Stored records

========================

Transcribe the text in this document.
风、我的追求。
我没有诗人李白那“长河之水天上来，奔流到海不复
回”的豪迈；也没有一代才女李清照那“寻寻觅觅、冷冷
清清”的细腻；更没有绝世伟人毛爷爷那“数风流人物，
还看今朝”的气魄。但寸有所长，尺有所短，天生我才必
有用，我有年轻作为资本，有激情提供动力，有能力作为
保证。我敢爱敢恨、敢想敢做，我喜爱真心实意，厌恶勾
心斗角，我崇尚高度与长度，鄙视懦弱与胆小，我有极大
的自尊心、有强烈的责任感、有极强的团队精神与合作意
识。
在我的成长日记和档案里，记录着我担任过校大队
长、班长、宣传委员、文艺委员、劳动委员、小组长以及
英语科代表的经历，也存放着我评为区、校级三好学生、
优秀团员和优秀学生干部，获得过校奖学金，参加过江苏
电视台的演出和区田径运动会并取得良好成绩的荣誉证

========================

To be done:
Every line above needs to be retyped exactly.

Task result:
Transcribe the text in this document.
风、我的追求。
我没有诗人李白那“长河之水天上来，奔流到海不复
回”的豪迈；也没有一代才女李清照那“寻寻觅觅、冷冷
清清”的细腻；更没有绝世伟人毛爷爷那“数风流人物，
还看今朝”的气魄。但寸有所长，尺有所短，天生我才必
有用，我有年轻作为资本，有激情提供动力，有能力作为
保证。我敢爱敢恨、敢想敢做，我喜爱真心实意，厌恶勾
心斗角，我崇尚高度与长度，鄙视懦弱与胆小，我有极大
的自尊心、有强烈的责任感、有极强的团队精神与合作意
识。
在我的成长日记和档案里，记录着我担任过校大队
长、班长、宣传委员、文艺委员、劳动委员、小组长以及
英语科代表的经历，也存放着我评为区、校级三好学生、
优秀团员和优秀学生干部，获得过校奖学金，参加过江苏
电视台的演出和区田径运动会并取得良好成绩的荣誉证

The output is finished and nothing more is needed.